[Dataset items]
-*-*-

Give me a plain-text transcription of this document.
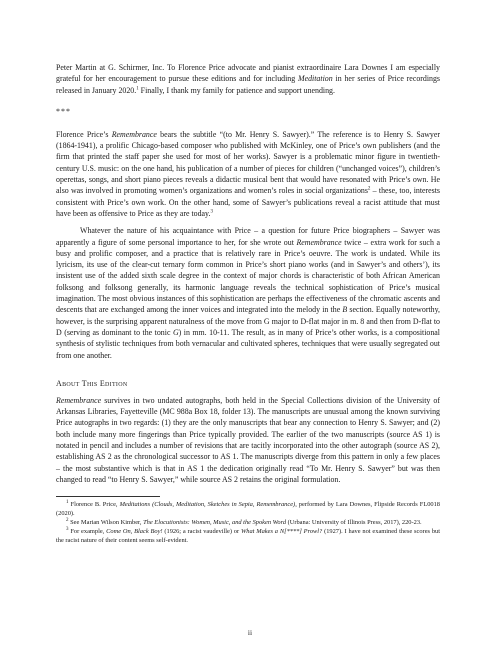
Peter Martin at G. Schirmer, Inc. To Florence Price advocate and pianist extraordinaire Lara Downes I am especially grateful for her encouragement to pursue these editions and for including Meditation in her series of Price recordings released in January 2020.$^1$ Finally, I thank my family for patience and support unending.

***

Florence Price’s Remembrance bears the subtitle “(to Mr. Henry S. Sawyer).” The reference is to Henry S. Sawyer (1864-1941), a prolific Chicago-based composer who published with McKinley, one of Price’s own publishers (and the firm that printed the staff paper she used for most of her works). Sawyer is a problematic minor figure in twentieth-century U.S. music: on the one hand, his publication of a number of pieces for children (“unchanged voices”), children’s operettas, songs, and short piano pieces reveals a didactic musical bent that would have resonated with Price’s own. He also was involved in promoting women’s organizations and women’s roles in social organizations$^2$ – these, too, interests consistent with Price’s own work. On the other hand, some of Sawyer’s publications reveal a racist attitude that must have been as offensive to Price as they are today.$^3$

Whatever the nature of his acquaintance with Price – a question for future Price biographers – Sawyer was apparently a figure of some personal importance to her, for she wrote out Remembrance twice – extra work for such a busy and prolific composer, and a practice that is relatively rare in Price’s oeuvre. The work is undated. While its lyricism, its use of the clear-cut ternary form common in Price’s short piano works (and in Sawyer’s and others’), its insistent use of the added sixth scale degree in the context of major chords is characteristic of both African American folksong and folksong generally, its harmonic language reveals the technical sophistication of Price’s musical imagination. The most obvious instances of this sophistication are perhaps the effectiveness of the chromatic ascents and descents that are exchanged among the inner voices and integrated into the melody in the B section. Equally noteworthy, however, is the surprising apparent naturalness of the move from G major to D-flat major in m. 8 and then from D-flat to D (serving as dominant to the tonic G) in mm. 10-11. The result, as in many of Price’s other works, is a compositional synthesis of stylistic techniques from both vernacular and cultivated spheres, techniques that were usually segregated out from one another.

About This Edition

Remembrance survives in two undated autographs, both held in the Special Collections division of the University of Arkansas Libraries, Fayetteville (MC 988a Box 18, folder 13). The manuscripts are unusual among the known surviving Price autographs in two regards: (1) they are the only manuscripts that bear any connection to Henry S. Sawyer; and (2) both include many more fingerings than Price typically provided. The earlier of the two manuscripts (source AS 1) is notated in pencil and includes a number of revisions that are tacitly incorporated into the other autograph (source AS 2), establishing AS 2 as the chronological successor to AS 1. The manuscripts diverge from this pattern in only a few places – the most substantive which is that in AS 1 the dedication originally read “To Mr. Henry S. Sawyer” but was then changed to read “to Henry S. Sawyer,” while source AS 2 retains the original formulation.

$^1$ Florence B. Price, Meditations (Clouds, Meditation, Sketches in Sepia, Remembrance), performed by Lara Downes, Flipside Records FL0018 (2020).

$^2$ See Marian Wilson Kimber, The Elocutionists: Women, Music, and the Spoken Word (Urbana: University of Illinois Press, 2017), 220-23.

$^3$ For example, Come On, Black Boy! (1926; a racist vaudeville) or What Makes a N[****] Prowl? (1927). I have not examined these scores but the racist nature of their content seems self-evident.

ii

-*-*-

Leave out the pictures and print every line of the data exactly.

Give me a plain-text transcription of this document.
Peter Martin at G. Schirmer, Inc. To Florence Price advocate and pianist extraordinaire Lara Downes I am especially grateful for her encouragement to pursue these editions and for including Meditation in her series of Price recordings released in January 2020.$^1$ Finally, I thank my family for patience and support unending.

***

Florence Price’s Remembrance bears the subtitle “(to Mr. Henry S. Sawyer).” The reference is to Henry S. Sawyer (1864-1941), a prolific Chicago-based composer who published with McKinley, one of Price’s own publishers (and the firm that printed the staff paper she used for most of her works). Sawyer is a problematic minor figure in twentieth-century U.S. music: on the one hand, his publication of a number of pieces for children (“unchanged voices”), children’s operettas, songs, and short piano pieces reveals a didactic musical bent that would have resonated with Price’s own. He also was involved in promoting women’s organizations and women’s roles in social organizations$^2$ – these, too, interests consistent with Price’s own work. On the other hand, some of Sawyer’s publications reveal a racist attitude that must have been as offensive to Price as they are today.$^3$

Whatever the nature of his acquaintance with Price – a question for future Price biographers – Sawyer was apparently a figure of some personal importance to her, for she wrote out Remembrance twice – extra work for such a busy and prolific composer, and a practice that is relatively rare in Price’s oeuvre. The work is undated. While its lyricism, its use of the clear-cut ternary form common in Price’s short piano works (and in Sawyer’s and others’), its insistent use of the added sixth scale degree in the context of major chords is characteristic of both African American folksong and folksong generally, its harmonic language reveals the technical sophistication of Price’s musical imagination. The most obvious instances of this sophistication are perhaps the effectiveness of the chromatic ascents and descents that are exchanged among the inner voices and integrated into the melody in the B section. Equally noteworthy, however, is the surprising apparent naturalness of the move from G major to D-flat major in m. 8 and then from D-flat to D (serving as dominant to the tonic G) in mm. 10-11. The result, as in many of Price’s other works, is a compositional synthesis of stylistic techniques from both vernacular and cultivated spheres, techniques that were usually segregated out from one another.

About This Edition

Remembrance survives in two undated autographs, both held in the Special Collections division of the University of Arkansas Libraries, Fayetteville (MC 988a Box 18, folder 13). The manuscripts are unusual among the known surviving Price autographs in two regards: (1) they are the only manuscripts that bear any connection to Henry S. Sawyer; and (2) both include many more fingerings than Price typically provided. The earlier of the two manuscripts (source AS 1) is notated in pencil and includes a number of revisions that are tacitly incorporated into the other autograph (source AS 2), establishing AS 2 as the chronological successor to AS 1. The manuscripts diverge from this pattern in only a few places – the most substantive which is that in AS 1 the dedication originally read “To Mr. Henry S. Sawyer” but was then changed to read “to Henry S. Sawyer,” while source AS 2 retains the original formulation.

$^1$ Florence B. Price, Meditations (Clouds, Meditation, Sketches in Sepia, Remembrance), performed by Lara Downes, Flipside Records FL0018 (2020).

$^2$ See Marian Wilson Kimber, The Elocutionists: Women, Music, and the Spoken Word (Urbana: University of Illinois Press, 2017), 220-23.

$^3$ For example, Come On, Black Boy! (1926; a racist vaudeville) or What Makes a N[****] Prowl? (1927). I have not examined these scores but the racist nature of their content seems self-evident.

ii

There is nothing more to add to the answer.